[WRITTEN PROBLEM]
Find the number of lines below in which the word "Mindestens" appears, and write that number only.

#### MATERIAL

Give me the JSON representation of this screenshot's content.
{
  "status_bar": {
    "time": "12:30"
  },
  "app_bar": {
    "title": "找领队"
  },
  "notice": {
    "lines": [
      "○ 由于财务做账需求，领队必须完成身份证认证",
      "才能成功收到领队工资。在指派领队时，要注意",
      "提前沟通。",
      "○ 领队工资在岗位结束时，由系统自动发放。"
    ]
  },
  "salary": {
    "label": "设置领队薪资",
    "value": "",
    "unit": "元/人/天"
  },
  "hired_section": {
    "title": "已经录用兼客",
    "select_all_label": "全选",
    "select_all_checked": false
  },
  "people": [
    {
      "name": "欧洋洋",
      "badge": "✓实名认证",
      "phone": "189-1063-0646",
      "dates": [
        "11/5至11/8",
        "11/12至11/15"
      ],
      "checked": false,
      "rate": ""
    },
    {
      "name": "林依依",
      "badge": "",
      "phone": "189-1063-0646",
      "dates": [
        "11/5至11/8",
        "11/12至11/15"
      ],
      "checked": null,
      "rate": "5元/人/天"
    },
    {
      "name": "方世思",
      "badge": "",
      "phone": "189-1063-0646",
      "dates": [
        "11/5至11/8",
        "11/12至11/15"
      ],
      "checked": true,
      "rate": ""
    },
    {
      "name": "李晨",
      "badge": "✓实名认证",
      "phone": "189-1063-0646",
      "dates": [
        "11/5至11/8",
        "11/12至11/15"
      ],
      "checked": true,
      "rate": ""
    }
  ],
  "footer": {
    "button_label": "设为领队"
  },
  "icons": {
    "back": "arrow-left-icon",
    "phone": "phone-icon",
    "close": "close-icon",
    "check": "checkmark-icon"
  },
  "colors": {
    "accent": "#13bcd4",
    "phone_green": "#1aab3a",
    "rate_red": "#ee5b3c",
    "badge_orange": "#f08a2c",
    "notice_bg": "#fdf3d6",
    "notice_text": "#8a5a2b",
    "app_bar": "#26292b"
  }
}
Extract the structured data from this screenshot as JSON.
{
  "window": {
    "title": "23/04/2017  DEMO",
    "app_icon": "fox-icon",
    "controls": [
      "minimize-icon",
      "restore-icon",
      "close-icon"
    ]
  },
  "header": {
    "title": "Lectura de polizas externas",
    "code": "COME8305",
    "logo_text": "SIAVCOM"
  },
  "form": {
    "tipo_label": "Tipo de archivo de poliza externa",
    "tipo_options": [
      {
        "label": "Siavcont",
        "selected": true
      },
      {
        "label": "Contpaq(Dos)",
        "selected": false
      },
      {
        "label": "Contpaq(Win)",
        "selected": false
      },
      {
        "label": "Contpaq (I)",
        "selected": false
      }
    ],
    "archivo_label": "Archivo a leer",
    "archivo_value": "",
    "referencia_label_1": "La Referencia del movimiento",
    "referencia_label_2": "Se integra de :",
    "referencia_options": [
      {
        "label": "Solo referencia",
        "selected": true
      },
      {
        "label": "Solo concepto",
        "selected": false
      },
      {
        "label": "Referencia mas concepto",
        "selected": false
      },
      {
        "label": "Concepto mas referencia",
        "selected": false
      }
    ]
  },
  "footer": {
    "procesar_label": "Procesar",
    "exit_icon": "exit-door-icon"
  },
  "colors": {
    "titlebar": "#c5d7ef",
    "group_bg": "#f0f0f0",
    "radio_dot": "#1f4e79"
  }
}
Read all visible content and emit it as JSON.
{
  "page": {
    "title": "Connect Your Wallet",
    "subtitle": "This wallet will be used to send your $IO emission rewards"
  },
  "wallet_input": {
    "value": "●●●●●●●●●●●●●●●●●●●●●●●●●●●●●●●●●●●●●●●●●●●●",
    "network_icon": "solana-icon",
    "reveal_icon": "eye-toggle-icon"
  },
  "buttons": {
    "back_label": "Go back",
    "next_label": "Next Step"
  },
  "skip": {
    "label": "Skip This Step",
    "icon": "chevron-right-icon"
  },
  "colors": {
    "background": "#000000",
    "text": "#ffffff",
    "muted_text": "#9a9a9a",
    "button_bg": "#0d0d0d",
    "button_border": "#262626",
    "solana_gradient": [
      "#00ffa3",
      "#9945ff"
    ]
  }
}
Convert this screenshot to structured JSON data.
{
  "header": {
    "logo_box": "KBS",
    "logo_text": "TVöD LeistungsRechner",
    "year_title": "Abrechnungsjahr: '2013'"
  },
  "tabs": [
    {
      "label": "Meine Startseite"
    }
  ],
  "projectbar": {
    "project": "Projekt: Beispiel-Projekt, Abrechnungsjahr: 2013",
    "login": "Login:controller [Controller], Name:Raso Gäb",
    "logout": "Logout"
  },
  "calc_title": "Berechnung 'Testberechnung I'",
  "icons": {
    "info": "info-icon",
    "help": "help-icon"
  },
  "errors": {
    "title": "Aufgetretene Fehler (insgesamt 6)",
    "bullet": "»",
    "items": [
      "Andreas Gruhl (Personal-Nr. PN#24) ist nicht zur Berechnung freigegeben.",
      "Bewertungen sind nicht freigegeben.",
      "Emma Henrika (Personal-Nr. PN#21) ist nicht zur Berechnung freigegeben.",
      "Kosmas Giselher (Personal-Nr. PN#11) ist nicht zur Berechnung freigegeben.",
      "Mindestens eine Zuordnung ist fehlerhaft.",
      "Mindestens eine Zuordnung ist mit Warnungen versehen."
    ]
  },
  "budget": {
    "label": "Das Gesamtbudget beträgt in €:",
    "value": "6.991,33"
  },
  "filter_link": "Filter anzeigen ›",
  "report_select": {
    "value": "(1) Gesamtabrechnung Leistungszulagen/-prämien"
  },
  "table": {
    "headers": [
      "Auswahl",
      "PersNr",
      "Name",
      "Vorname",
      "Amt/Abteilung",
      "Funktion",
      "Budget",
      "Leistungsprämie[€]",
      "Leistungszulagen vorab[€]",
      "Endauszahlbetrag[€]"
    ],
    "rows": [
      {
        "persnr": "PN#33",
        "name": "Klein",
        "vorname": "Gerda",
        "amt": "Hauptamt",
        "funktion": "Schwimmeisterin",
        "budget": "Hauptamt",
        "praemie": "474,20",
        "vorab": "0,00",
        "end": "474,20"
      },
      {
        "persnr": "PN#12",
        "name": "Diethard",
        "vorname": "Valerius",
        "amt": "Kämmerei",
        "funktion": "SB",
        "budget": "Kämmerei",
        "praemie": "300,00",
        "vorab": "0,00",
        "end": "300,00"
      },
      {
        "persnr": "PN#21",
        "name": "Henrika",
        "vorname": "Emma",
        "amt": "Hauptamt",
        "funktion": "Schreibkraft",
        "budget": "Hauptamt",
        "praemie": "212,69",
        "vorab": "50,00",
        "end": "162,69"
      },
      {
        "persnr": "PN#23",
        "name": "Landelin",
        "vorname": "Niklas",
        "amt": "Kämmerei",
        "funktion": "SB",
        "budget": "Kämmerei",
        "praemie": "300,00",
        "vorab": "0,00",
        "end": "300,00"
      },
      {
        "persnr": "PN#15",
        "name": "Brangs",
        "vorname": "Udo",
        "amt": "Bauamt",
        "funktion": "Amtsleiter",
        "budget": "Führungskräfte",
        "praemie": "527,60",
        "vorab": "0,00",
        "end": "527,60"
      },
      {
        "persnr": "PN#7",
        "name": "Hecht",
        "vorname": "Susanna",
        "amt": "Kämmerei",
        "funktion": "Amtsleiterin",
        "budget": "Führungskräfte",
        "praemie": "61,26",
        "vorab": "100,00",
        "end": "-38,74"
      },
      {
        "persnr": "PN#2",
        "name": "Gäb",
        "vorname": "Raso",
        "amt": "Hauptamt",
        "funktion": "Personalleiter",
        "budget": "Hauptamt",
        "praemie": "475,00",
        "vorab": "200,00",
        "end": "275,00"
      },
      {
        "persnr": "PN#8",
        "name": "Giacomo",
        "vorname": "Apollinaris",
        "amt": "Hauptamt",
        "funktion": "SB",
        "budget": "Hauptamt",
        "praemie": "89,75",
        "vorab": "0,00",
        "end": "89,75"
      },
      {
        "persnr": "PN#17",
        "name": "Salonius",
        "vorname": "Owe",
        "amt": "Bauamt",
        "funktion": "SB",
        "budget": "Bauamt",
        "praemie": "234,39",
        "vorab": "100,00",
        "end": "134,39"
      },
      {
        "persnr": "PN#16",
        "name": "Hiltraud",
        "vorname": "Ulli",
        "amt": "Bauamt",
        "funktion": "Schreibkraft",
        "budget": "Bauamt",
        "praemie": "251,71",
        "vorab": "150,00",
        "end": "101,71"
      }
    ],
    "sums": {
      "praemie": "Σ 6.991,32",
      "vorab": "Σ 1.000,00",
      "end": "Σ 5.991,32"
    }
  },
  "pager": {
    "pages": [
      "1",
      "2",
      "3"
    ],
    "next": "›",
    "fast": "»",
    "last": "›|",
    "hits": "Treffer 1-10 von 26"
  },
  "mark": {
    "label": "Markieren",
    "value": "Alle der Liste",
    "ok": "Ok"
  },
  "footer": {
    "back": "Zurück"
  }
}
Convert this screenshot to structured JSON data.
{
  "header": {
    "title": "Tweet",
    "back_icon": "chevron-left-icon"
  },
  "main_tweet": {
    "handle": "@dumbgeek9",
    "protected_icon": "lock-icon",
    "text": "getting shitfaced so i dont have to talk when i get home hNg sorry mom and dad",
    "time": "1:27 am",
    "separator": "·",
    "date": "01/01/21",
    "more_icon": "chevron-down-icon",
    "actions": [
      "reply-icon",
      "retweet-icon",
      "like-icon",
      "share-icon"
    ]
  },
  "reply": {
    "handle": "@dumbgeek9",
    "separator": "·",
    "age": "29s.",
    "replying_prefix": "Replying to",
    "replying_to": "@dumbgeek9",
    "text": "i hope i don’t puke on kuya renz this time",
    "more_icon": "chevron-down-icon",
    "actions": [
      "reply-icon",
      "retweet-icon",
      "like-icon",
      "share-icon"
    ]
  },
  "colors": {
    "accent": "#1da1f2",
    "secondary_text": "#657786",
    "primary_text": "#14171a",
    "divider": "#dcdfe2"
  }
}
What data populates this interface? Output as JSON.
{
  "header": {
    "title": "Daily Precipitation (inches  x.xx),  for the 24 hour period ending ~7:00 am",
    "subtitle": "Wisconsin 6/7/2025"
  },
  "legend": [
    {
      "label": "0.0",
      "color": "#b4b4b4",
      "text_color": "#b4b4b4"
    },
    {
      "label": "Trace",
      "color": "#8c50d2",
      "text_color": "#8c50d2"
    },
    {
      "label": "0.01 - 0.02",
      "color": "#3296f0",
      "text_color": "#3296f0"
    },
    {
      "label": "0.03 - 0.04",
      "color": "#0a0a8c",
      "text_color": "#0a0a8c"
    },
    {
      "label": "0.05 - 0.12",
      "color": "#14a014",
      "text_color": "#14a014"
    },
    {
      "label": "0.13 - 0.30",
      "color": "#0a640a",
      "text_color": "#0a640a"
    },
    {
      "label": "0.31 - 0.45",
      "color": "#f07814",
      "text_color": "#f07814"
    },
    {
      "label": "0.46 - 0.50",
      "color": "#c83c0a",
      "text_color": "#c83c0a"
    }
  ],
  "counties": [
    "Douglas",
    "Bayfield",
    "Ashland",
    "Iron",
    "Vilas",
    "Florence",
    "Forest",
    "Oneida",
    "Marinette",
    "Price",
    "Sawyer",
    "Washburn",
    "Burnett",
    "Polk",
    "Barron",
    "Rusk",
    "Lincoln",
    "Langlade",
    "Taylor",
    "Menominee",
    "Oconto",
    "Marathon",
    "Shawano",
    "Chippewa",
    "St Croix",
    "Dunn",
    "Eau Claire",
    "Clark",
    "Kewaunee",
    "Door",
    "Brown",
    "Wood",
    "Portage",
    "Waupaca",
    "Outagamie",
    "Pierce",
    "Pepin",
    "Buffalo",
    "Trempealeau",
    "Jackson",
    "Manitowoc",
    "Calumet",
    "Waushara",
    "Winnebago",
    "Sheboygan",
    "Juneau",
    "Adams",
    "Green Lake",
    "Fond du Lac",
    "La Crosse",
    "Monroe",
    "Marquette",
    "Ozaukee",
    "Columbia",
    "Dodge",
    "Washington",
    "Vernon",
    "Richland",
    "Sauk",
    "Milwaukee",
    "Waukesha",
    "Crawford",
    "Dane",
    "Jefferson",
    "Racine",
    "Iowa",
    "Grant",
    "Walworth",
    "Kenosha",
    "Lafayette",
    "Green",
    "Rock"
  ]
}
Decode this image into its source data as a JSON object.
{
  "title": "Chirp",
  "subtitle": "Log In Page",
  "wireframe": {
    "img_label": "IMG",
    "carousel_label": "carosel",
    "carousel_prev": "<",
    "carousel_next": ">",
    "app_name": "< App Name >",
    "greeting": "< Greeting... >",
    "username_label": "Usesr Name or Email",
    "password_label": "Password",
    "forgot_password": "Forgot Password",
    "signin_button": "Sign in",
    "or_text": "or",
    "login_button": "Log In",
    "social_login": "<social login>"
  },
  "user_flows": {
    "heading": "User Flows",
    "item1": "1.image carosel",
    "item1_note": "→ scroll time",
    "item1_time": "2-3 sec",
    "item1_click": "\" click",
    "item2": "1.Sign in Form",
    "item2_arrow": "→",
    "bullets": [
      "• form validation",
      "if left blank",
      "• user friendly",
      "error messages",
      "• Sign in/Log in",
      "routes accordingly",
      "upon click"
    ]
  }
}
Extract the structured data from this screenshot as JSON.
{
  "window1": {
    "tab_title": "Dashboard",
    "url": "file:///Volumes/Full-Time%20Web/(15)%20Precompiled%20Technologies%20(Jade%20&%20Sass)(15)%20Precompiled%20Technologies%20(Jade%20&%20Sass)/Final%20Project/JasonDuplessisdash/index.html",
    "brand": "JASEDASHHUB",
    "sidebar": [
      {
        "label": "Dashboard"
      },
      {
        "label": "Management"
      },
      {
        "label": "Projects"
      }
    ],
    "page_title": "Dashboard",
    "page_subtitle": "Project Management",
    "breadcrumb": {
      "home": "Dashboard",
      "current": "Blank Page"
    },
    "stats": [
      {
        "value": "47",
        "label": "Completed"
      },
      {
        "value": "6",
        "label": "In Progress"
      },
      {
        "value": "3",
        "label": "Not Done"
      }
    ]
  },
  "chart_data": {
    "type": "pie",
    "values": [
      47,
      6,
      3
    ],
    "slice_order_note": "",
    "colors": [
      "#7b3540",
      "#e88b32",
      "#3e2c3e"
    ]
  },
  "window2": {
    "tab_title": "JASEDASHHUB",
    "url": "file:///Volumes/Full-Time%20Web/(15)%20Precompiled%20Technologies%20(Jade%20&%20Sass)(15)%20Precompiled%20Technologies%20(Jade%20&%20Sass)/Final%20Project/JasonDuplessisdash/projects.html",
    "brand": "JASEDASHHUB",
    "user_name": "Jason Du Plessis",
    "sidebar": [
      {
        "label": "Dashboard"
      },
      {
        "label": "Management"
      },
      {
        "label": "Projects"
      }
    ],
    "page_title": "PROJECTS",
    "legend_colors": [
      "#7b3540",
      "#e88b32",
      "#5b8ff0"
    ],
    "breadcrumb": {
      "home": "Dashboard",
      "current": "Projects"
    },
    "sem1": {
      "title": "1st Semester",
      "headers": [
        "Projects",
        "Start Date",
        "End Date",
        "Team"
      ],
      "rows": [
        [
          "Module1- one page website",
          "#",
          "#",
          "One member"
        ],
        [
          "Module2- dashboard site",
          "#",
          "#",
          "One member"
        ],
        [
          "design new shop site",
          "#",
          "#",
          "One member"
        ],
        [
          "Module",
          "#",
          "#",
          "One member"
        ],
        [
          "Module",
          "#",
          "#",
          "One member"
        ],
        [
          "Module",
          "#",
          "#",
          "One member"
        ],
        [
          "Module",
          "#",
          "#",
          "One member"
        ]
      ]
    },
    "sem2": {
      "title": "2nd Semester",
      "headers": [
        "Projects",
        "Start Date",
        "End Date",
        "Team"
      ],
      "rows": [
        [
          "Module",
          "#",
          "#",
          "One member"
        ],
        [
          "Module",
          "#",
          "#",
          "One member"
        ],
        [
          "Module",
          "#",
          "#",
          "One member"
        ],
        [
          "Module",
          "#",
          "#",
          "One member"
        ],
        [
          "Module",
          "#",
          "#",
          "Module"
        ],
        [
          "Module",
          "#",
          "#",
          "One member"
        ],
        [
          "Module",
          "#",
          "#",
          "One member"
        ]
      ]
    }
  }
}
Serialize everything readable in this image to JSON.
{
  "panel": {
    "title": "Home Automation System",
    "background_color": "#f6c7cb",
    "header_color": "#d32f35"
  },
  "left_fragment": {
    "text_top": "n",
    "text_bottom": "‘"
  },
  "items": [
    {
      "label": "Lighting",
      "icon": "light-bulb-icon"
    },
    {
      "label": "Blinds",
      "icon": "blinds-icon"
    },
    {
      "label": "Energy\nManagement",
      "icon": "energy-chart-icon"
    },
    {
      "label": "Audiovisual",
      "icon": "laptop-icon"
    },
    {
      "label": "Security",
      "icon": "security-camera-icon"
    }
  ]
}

########

[OUTPUT FOR THIS EXERCISE]
2